EXERCISE DETAILS:
Return the material below in full and exactly.
━━━ DATASET EXCERPTS ━━━
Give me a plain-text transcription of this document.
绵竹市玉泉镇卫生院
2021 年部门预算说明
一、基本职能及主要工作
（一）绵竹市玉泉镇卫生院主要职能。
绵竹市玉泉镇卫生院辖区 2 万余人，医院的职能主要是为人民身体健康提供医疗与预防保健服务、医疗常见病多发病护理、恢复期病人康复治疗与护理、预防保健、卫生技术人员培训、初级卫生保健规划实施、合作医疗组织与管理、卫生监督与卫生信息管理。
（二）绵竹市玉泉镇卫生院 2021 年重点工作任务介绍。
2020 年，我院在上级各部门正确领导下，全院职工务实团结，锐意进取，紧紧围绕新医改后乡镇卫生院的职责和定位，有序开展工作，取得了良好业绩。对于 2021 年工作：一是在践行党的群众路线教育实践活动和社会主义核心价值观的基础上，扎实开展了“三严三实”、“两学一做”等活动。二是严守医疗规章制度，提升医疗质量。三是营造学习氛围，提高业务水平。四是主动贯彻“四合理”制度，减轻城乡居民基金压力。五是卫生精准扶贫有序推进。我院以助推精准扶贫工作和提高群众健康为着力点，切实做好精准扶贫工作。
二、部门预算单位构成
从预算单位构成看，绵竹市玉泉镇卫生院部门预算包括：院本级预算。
━━━
COMPLETED EXERCISE:
Give me a plain-text transcription of this document.
绵竹市玉泉镇卫生院
2021 年部门预算说明
一、基本职能及主要工作
（一）绵竹市玉泉镇卫生院主要职能。
绵竹市玉泉镇卫生院辖区 2 万余人，医院的职能主要是为人民身体健康提供医疗与预防保健服务、医疗常见病多发病护理、恢复期病人康复治疗与护理、预防保健、卫生技术人员培训、初级卫生保健规划实施、合作医疗组织与管理、卫生监督与卫生信息管理。
（二）绵竹市玉泉镇卫生院 2021 年重点工作任务介绍。
2020 年，我院在上级各部门正确领导下，全院职工务实团结，锐意进取，紧紧围绕新医改后乡镇卫生院的职责和定位，有序开展工作，取得了良好业绩。对于 2021 年工作：一是在践行党的群众路线教育实践活动和社会主义核心价值观的基础上，扎实开展了“三严三实”、“两学一做”等活动。二是严守医疗规章制度，提升医疗质量。三是营造学习氛围，提高业务水平。四是主动贯彻“四合理”制度，减轻城乡居民基金压力。五是卫生精准扶贫有序推进。我院以助推精准扶贫工作和提高群众健康为着力点，切实做好精准扶贫工作。
二、部门预算单位构成
从预算单位构成看，绵竹市玉泉镇卫生院部门预算包括：院本级预算。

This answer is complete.